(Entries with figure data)
=-=-=-=-=

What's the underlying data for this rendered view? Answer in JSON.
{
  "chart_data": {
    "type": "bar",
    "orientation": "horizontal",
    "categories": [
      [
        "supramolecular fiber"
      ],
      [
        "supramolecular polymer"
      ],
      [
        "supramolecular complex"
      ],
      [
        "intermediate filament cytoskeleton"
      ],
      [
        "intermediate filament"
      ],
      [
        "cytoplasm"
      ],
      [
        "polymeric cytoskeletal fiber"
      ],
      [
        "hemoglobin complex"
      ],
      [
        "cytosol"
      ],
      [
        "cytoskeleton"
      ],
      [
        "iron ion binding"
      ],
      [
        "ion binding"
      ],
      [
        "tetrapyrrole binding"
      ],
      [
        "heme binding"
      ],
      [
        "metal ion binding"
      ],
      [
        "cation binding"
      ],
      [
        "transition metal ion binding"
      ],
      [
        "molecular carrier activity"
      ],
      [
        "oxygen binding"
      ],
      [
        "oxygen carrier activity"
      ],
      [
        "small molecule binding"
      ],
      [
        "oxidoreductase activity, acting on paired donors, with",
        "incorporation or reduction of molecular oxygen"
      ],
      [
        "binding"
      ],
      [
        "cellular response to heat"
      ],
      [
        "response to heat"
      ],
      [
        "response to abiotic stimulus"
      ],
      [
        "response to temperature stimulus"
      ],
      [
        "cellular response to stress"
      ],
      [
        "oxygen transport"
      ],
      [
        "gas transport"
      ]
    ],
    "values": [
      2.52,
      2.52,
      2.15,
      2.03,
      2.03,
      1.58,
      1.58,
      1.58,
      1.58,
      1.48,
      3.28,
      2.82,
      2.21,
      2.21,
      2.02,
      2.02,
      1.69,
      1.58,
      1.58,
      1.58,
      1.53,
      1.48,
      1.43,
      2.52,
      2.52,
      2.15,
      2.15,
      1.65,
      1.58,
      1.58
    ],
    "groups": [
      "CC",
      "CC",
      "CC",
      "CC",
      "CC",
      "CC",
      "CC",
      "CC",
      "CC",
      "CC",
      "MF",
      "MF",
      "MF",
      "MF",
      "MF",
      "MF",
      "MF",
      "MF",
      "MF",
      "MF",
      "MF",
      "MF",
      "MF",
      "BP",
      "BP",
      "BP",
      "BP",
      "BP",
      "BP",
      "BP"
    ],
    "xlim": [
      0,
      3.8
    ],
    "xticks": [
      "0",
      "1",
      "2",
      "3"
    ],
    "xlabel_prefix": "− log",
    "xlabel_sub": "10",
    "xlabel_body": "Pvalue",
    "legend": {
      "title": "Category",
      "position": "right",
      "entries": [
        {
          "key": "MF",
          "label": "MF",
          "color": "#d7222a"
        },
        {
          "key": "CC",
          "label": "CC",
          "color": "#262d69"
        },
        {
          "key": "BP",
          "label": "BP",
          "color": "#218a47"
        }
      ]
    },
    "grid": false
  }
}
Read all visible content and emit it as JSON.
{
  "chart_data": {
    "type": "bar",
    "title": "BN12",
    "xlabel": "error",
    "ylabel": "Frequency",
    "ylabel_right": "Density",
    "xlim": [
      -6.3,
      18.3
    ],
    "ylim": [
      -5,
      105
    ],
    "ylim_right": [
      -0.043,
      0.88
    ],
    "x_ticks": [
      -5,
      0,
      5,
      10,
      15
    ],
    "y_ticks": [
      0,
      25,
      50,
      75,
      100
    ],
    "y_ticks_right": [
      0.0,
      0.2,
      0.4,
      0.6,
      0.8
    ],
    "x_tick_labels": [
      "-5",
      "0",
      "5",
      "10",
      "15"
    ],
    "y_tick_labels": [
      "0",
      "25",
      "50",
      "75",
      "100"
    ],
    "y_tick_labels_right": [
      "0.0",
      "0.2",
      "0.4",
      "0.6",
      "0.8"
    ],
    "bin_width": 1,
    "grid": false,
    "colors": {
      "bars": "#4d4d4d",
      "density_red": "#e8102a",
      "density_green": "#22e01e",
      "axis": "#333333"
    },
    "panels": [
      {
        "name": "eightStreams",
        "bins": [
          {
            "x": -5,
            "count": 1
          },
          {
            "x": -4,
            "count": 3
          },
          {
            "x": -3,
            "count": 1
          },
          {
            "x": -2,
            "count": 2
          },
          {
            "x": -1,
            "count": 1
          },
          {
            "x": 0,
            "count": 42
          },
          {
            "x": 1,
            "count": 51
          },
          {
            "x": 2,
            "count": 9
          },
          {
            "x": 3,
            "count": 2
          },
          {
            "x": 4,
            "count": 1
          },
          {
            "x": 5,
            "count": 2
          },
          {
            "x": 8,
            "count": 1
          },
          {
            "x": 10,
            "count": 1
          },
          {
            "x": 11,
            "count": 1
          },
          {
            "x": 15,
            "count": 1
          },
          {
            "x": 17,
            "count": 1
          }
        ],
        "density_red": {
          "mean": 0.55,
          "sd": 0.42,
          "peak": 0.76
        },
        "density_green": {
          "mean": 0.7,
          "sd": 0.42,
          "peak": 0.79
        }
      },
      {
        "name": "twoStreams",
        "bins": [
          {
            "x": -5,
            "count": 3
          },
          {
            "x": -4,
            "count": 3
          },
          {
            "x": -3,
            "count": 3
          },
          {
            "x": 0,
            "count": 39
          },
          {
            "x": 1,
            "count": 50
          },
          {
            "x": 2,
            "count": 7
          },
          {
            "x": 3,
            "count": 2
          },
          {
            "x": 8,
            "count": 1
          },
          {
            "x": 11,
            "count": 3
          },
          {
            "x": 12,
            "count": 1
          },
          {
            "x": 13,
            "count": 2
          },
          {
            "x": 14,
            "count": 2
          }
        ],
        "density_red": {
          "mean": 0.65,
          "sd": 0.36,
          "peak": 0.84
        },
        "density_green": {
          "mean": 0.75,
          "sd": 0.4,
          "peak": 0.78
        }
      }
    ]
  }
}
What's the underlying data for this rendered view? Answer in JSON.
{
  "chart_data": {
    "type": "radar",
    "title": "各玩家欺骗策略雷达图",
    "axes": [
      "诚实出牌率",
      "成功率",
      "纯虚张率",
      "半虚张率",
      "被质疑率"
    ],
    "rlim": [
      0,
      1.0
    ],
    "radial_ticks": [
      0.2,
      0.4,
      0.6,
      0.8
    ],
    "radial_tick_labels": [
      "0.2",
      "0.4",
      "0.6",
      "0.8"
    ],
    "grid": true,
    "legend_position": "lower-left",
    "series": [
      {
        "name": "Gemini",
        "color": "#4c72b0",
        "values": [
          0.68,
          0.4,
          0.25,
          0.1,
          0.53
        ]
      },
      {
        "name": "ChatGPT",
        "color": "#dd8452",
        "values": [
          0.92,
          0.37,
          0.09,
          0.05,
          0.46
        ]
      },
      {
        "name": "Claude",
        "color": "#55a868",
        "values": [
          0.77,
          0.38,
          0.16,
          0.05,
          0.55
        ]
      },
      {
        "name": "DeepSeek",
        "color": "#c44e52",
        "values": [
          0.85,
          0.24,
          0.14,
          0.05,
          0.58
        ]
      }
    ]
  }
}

=-=-=-=-=

- Exercise brief: Say how many lines have the string "cellular" in them, offering no words beyond the number.

- Answer to the task: 2